— Goal —
Will you quote all of the entries, word for word?

Extracted data entries:
------------------------------------------------------------------------

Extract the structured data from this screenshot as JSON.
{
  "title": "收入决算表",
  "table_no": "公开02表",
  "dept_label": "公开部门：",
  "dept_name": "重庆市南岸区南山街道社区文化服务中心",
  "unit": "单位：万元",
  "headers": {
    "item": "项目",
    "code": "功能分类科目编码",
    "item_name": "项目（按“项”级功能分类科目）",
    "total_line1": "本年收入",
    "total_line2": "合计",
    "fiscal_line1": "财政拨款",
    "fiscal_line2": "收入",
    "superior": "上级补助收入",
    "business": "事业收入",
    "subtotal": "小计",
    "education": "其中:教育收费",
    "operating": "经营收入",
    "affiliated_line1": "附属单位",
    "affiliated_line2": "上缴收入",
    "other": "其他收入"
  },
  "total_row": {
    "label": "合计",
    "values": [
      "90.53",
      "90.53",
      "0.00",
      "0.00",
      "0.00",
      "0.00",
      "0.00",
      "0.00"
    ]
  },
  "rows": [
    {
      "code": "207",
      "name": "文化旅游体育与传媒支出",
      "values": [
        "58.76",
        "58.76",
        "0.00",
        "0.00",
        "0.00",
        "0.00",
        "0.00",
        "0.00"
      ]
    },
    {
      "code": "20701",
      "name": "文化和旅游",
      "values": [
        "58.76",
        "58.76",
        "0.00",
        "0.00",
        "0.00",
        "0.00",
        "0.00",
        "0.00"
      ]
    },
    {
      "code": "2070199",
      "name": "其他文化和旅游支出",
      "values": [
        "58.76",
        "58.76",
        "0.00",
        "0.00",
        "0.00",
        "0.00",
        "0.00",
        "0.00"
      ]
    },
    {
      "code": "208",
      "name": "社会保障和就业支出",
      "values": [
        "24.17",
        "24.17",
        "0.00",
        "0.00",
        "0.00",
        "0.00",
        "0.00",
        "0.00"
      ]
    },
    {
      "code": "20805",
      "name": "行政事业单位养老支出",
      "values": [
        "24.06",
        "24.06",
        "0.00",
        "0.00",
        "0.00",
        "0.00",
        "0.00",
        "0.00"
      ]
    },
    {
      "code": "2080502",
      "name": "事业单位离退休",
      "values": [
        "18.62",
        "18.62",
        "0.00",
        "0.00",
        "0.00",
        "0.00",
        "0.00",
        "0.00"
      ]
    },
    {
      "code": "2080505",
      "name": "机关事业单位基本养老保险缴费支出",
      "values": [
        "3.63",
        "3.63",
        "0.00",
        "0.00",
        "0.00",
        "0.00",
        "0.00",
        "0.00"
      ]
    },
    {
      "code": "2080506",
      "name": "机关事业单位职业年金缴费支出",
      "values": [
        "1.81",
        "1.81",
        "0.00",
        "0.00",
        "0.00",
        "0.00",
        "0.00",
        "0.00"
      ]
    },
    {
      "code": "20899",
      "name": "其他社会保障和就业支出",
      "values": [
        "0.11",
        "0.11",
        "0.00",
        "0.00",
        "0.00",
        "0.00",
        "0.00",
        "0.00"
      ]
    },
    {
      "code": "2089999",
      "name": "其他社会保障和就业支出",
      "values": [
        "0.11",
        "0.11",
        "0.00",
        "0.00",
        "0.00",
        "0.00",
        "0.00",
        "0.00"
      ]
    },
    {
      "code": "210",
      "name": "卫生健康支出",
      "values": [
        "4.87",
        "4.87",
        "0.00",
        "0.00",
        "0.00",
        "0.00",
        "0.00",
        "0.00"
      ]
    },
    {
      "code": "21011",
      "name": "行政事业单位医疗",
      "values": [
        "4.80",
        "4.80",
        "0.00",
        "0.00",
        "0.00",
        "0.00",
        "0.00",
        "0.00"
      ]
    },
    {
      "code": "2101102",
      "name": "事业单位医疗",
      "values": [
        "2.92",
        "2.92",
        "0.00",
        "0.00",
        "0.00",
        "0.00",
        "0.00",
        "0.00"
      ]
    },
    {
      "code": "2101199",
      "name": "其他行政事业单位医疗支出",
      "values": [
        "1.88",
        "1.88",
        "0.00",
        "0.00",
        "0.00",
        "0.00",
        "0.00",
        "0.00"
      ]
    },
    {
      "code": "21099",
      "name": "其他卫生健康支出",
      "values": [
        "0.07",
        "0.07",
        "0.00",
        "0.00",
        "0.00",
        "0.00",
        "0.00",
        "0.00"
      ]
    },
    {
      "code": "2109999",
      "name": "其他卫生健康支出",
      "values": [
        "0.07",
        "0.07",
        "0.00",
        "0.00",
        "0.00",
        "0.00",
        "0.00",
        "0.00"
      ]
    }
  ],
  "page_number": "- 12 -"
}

------------------------------------------------------------------------

— The solution —
Extract the structured data from this screenshot as JSON.
{
  "title": "收入决算表",
  "table_no": "公开02表",
  "dept_label": "公开部门：",
  "dept_name": "重庆市南岸区南山街道社区文化服务中心",
  "unit": "单位：万元",
  "headers": {
    "item": "项目",
    "code": "功能分类科目编码",
    "item_name": "项目（按“项”级功能分类科目）",
    "total_line1": "本年收入",
    "total_line2": "合计",
    "fiscal_line1": "财政拨款",
    "fiscal_line2": "收入",
    "superior": "上级补助收入",
    "business": "事业收入",
    "subtotal": "小计",
    "education": "其中:教育收费",
    "operating": "经营收入",
    "affiliated_line1": "附属单位",
    "affiliated_line2": "上缴收入",
    "other": "其他收入"
  },
  "total_row": {
    "label": "合计",
    "values": [
      "90.53",
      "90.53",
      "0.00",
      "0.00",
      "0.00",
      "0.00",
      "0.00",
      "0.00"
    ]
  },
  "rows": [
    {
      "code": "207",
      "name": "文化旅游体育与传媒支出",
      "values": [
        "58.76",
        "58.76",
        "0.00",
        "0.00",
        "0.00",
        "0.00",
        "0.00",
        "0.00"
      ]
    },
    {
      "code": "20701",
      "name": "文化和旅游",
      "values": [
        "58.76",
        "58.76",
        "0.00",
        "0.00",
        "0.00",
        "0.00",
        "0.00",
        "0.00"
      ]
    },
    {
      "code": "2070199",
      "name": "其他文化和旅游支出",
      "values": [
        "58.76",
        "58.76",
        "0.00",
        "0.00",
        "0.00",
        "0.00",
        "0.00",
        "0.00"
      ]
    },
    {
      "code": "208",
      "name": "社会保障和就业支出",
      "values": [
        "24.17",
        "24.17",
        "0.00",
        "0.00",
        "0.00",
        "0.00",
        "0.00",
        "0.00"
      ]
    },
    {
      "code": "20805",
      "name": "行政事业单位养老支出",
      "values": [
        "24.06",
        "24.06",
        "0.00",
        "0.00",
        "0.00",
        "0.00",
        "0.00",
        "0.00"
      ]
    },
    {
      "code": "2080502",
      "name": "事业单位离退休",
      "values": [
        "18.62",
        "18.62",
        "0.00",
        "0.00",
        "0.00",
        "0.00",
        "0.00",
        "0.00"
      ]
    },
    {
      "code": "2080505",
      "name": "机关事业单位基本养老保险缴费支出",
      "values": [
        "3.63",
        "3.63",
        "0.00",
        "0.00",
        "0.00",
        "0.00",
        "0.00",
        "0.00"
      ]
    },
    {
      "code": "2080506",
      "name": "机关事业单位职业年金缴费支出",
      "values": [
        "1.81",
        "1.81",
        "0.00",
        "0.00",
        "0.00",
        "0.00",
        "0.00",
        "0.00"
      ]
    },
    {
      "code": "20899",
      "name": "其他社会保障和就业支出",
      "values": [
        "0.11",
        "0.11",
        "0.00",
        "0.00",
        "0.00",
        "0.00",
        "0.00",
        "0.00"
      ]
    },
    {
      "code": "2089999",
      "name": "其他社会保障和就业支出",
      "values": [
        "0.11",
        "0.11",
        "0.00",
        "0.00",
        "0.00",
        "0.00",
        "0.00",
        "0.00"
      ]
    },
    {
      "code": "210",
      "name": "卫生健康支出",
      "values": [
        "4.87",
        "4.87",
        "0.00",
        "0.00",
        "0.00",
        "0.00",
        "0.00",
        "0.00"
      ]
    },
    {
      "code": "21011",
      "name": "行政事业单位医疗",
      "values": [
        "4.80",
        "4.80",
        "0.00",
        "0.00",
        "0.00",
        "0.00",
        "0.00",
        "0.00"
      ]
    },
    {
      "code": "2101102",
      "name": "事业单位医疗",
      "values": [
        "2.92",
        "2.92",
        "0.00",
        "0.00",
        "0.00",
        "0.00",
        "0.00",
        "0.00"
      ]
    },
    {
      "code": "2101199",
      "name": "其他行政事业单位医疗支出",
      "values": [
        "1.88",
        "1.88",
        "0.00",
        "0.00",
        "0.00",
        "0.00",
        "0.00",
        "0.00"
      ]
    },
    {
      "code": "21099",
      "name": "其他卫生健康支出",
      "values": [
        "0.07",
        "0.07",
        "0.00",
        "0.00",
        "0.00",
        "0.00",
        "0.00",
        "0.00"
      ]
    },
    {
      "code": "2109999",
      "name": "其他卫生健康支出",
      "values": [
        "0.07",
        "0.07",
        "0.00",
        "0.00",
        "0.00",
        "0.00",
        "0.00",
        "0.00"
      ]
    }
  ],
  "page_number": "- 12 -"
}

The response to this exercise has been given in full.